┌─ Extracted material

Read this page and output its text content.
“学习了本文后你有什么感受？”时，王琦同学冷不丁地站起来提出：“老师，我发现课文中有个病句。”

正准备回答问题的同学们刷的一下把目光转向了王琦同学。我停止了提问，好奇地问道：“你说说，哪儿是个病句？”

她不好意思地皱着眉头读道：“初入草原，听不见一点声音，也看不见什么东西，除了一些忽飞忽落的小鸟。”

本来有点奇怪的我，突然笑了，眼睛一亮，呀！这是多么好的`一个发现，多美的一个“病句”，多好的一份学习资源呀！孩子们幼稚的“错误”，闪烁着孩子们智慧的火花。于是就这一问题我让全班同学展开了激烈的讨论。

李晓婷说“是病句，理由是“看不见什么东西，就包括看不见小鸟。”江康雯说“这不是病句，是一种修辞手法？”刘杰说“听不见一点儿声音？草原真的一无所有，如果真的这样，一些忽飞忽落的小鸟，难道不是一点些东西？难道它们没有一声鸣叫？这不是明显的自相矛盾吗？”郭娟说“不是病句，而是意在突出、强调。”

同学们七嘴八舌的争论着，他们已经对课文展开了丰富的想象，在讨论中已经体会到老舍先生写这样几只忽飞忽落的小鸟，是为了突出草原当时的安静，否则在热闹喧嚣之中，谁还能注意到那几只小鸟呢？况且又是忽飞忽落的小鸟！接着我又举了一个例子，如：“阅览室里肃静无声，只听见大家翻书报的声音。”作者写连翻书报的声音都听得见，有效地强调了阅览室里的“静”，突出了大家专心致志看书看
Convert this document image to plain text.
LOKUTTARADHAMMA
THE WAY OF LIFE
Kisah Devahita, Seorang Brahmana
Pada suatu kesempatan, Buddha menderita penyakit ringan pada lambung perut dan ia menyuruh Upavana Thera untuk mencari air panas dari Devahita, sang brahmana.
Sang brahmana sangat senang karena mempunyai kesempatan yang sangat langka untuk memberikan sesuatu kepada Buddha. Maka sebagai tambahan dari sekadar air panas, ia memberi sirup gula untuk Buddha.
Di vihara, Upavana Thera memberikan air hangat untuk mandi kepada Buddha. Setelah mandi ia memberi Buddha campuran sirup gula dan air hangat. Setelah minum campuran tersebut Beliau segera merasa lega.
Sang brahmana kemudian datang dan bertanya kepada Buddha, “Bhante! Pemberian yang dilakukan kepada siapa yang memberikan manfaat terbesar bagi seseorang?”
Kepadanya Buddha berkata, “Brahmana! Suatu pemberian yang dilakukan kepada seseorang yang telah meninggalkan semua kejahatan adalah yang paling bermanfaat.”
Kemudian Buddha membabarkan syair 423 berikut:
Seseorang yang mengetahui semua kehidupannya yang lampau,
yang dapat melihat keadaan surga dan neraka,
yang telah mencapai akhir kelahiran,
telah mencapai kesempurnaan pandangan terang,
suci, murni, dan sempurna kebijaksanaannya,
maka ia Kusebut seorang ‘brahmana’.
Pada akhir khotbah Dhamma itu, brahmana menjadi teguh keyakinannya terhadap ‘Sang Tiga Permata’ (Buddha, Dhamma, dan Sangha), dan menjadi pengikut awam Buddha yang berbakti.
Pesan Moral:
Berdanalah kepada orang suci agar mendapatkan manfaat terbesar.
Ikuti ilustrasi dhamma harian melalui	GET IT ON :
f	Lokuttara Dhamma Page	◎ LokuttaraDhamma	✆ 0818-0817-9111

└─

[Task directions]: Please reproduce each record precisely as written.

[Answer for the task]:
Read this page and output its text content.
“学习了本文后你有什么感受？”时，王琦同学冷不丁地站起来提出：“老师，我发现课文中有个病句。”

正准备回答问题的同学们刷的一下把目光转向了王琦同学。我停止了提问，好奇地问道：“你说说，哪儿是个病句？”

她不好意思地皱着眉头读道：“初入草原，听不见一点声音，也看不见什么东西，除了一些忽飞忽落的小鸟。”

本来有点奇怪的我，突然笑了，眼睛一亮，呀！这是多么好的`一个发现，多美的一个“病句”，多好的一份学习资源呀！孩子们幼稚的“错误”，闪烁着孩子们智慧的火花。于是就这一问题我让全班同学展开了激烈的讨论。

李晓婷说“是病句，理由是“看不见什么东西，就包括看不见小鸟。”江康雯说“这不是病句，是一种修辞手法？”刘杰说“听不见一点儿声音？草原真的一无所有，如果真的这样，一些忽飞忽落的小鸟，难道不是一点些东西？难道它们没有一声鸣叫？这不是明显的自相矛盾吗？”郭娟说“不是病句，而是意在突出、强调。”

同学们七嘴八舌的争论着，他们已经对课文展开了丰富的想象，在讨论中已经体会到老舍先生写这样几只忽飞忽落的小鸟，是为了突出草原当时的安静，否则在热闹喧嚣之中，谁还能注意到那几只小鸟呢？况且又是忽飞忽落的小鸟！接着我又举了一个例子，如：“阅览室里肃静无声，只听见大家翻书报的声音。”作者写连翻书报的声音都听得见，有效地强调了阅览室里的“静”，突出了大家专心致志看书看
Convert this document image to plain text.
LOKUTTARADHAMMA
THE WAY OF LIFE
Kisah Devahita, Seorang Brahmana
Pada suatu kesempatan, Buddha menderita penyakit ringan pada lambung perut dan ia menyuruh Upavana Thera untuk mencari air panas dari Devahita, sang brahmana.
Sang brahmana sangat senang karena mempunyai kesempatan yang sangat langka untuk memberikan sesuatu kepada Buddha. Maka sebagai tambahan dari sekadar air panas, ia memberi sirup gula untuk Buddha.
Di vihara, Upavana Thera memberikan air hangat untuk mandi kepada Buddha. Setelah mandi ia memberi Buddha campuran sirup gula dan air hangat. Setelah minum campuran tersebut Beliau segera merasa lega.
Sang brahmana kemudian datang dan bertanya kepada Buddha, “Bhante! Pemberian yang dilakukan kepada siapa yang memberikan manfaat terbesar bagi seseorang?”
Kepadanya Buddha berkata, “Brahmana! Suatu pemberian yang dilakukan kepada seseorang yang telah meninggalkan semua kejahatan adalah yang paling bermanfaat.”
Kemudian Buddha membabarkan syair 423 berikut:
Seseorang yang mengetahui semua kehidupannya yang lampau,
yang dapat melihat keadaan surga dan neraka,
yang telah mencapai akhir kelahiran,
telah mencapai kesempurnaan pandangan terang,
suci, murni, dan sempurna kebijaksanaannya,
maka ia Kusebut seorang ‘brahmana’.
Pada akhir khotbah Dhamma itu, brahmana menjadi teguh keyakinannya terhadap ‘Sang Tiga Permata’ (Buddha, Dhamma, dan Sangha), dan menjadi pengikut awam Buddha yang berbakti.
Pesan Moral:
Berdanalah kepada orang suci agar mendapatkan manfaat terbesar.
Ikuti ilustrasi dhamma harian melalui	GET IT ON :
f	Lokuttara Dhamma Page	◎ LokuttaraDhamma	✆ 0818-0817-9111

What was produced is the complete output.